Stored data:
::::::::
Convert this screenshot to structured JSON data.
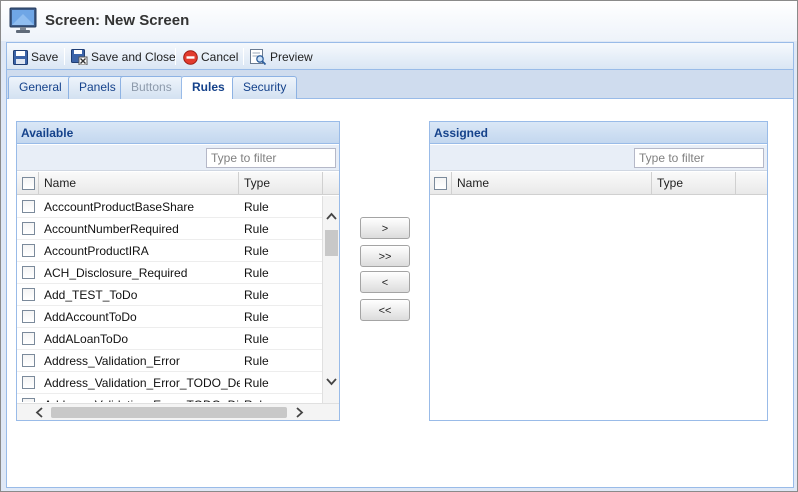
{
  "window": {
    "title": "Screen: New Screen"
  },
  "toolbar": {
    "save": "Save",
    "save_close": "Save and Close",
    "cancel": "Cancel",
    "preview": "Preview"
  },
  "tabs": [
    {
      "label": "General",
      "state": "normal"
    },
    {
      "label": "Panels",
      "state": "normal"
    },
    {
      "label": "Buttons",
      "state": "disabled"
    },
    {
      "label": "Rules",
      "state": "active"
    },
    {
      "label": "Security",
      "state": "normal"
    }
  ],
  "available": {
    "title": "Available",
    "filter_placeholder": "Type to filter",
    "col_name": "Name",
    "col_type": "Type",
    "rows": [
      {
        "name": "AcccountProductBaseShare",
        "type": "Rule"
      },
      {
        "name": "AccountNumberRequired",
        "type": "Rule"
      },
      {
        "name": "AccountProductIRA",
        "type": "Rule"
      },
      {
        "name": "ACH_Disclosure_Required",
        "type": "Rule"
      },
      {
        "name": "Add_TEST_ToDo",
        "type": "Rule"
      },
      {
        "name": "AddAccountToDo",
        "type": "Rule"
      },
      {
        "name": "AddALoanToDo",
        "type": "Rule"
      },
      {
        "name": "Address_Validation_Error",
        "type": "Rule"
      },
      {
        "name": "Address_Validation_Error_TODO_Dec",
        "type": "Rule"
      },
      {
        "name": "Address_Validation_Error_TODO_Dish",
        "type": "Rule"
      }
    ]
  },
  "assigned": {
    "title": "Assigned",
    "filter_placeholder": "Type to filter",
    "col_name": "Name",
    "col_type": "Type",
    "rows": []
  },
  "move_buttons": {
    "add_one": ">",
    "add_all": ">>",
    "remove_one": "<",
    "remove_all": "<<"
  },
  "colors": {
    "header_text": "#15428b",
    "border": "#99bbe8",
    "chrome_bg": "#dfe8f6"
  }
}
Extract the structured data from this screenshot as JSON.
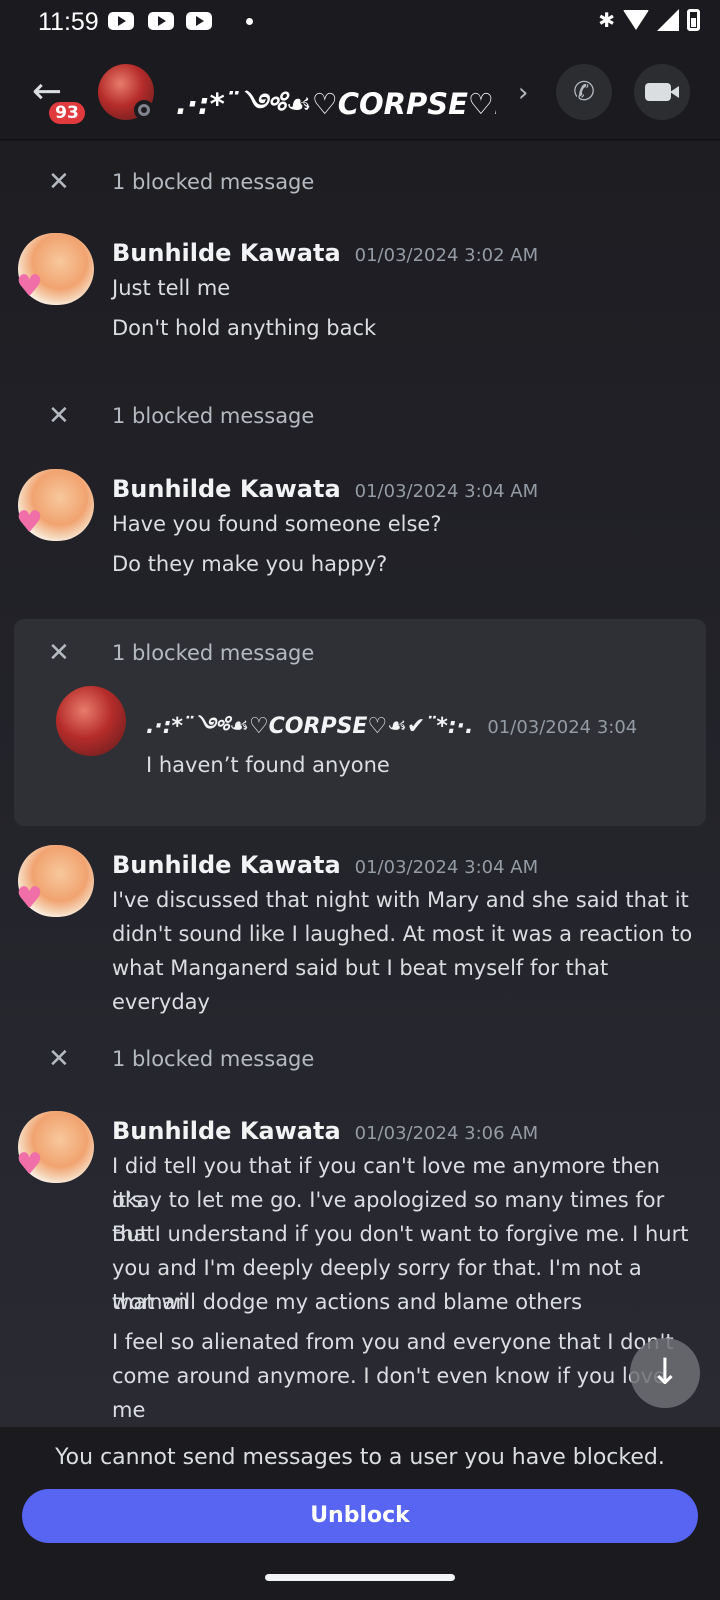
{
  "status_bar": {
    "time": "11:59"
  },
  "header": {
    "unread_badge": "93",
    "channel_name": ".·:*¨༺☙♡CORPSE♡..."
  },
  "blocked_label": "1 blocked message",
  "messages": [
    {
      "author": "Bunhilde Kawata",
      "timestamp": "01/03/2024 3:02 AM",
      "lines": [
        "Just tell me",
        "Don't hold anything back"
      ]
    },
    {
      "author": "Bunhilde Kawata",
      "timestamp": "01/03/2024 3:04 AM",
      "lines": [
        "Have you found someone else?",
        "Do they make you happy?"
      ]
    },
    {
      "author": "Bunhilde Kawata",
      "timestamp": "01/03/2024 3:04 AM",
      "lines": [
        "I've discussed that night with Mary and she said that it",
        "didn't sound like I laughed. At most it was a reaction to",
        "what Manganerd said but I beat myself for that everyday"
      ]
    },
    {
      "author": "Bunhilde Kawata",
      "timestamp": "01/03/2024 3:06 AM",
      "lines": [
        "I did tell you that if you can't love me anymore then it's",
        "okay to let me go. I've apologized so many times for that.",
        "But I understand if you don't want to forgive me. I hurt",
        "you and I'm deeply deeply sorry for that. I'm not a woman",
        "that will dodge my actions and blame others",
        "I feel so alienated from you and everyone that I don't",
        "come around anymore. I don't even know if you love me"
      ]
    }
  ],
  "revealed_blocked": {
    "author": ".·:*¨༺☙♡CORPSE♡☙✔¨*:·.",
    "timestamp": "01/03/2024 3:04",
    "text": "I haven’t found anyone"
  },
  "footer": {
    "notice": "You cannot send messages to a user you have blocked.",
    "unblock_label": "Unblock"
  },
  "icons": [
    "back-arrow-icon",
    "phone-call-icon",
    "video-camera-icon",
    "close-icon",
    "arrow-down-icon"
  ]
}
::::::::
REQUIRED WORK:
Lines holding the word "back" should be counted across the entries; state only how many there are.

RESULT OF THIS EXERCISE:
2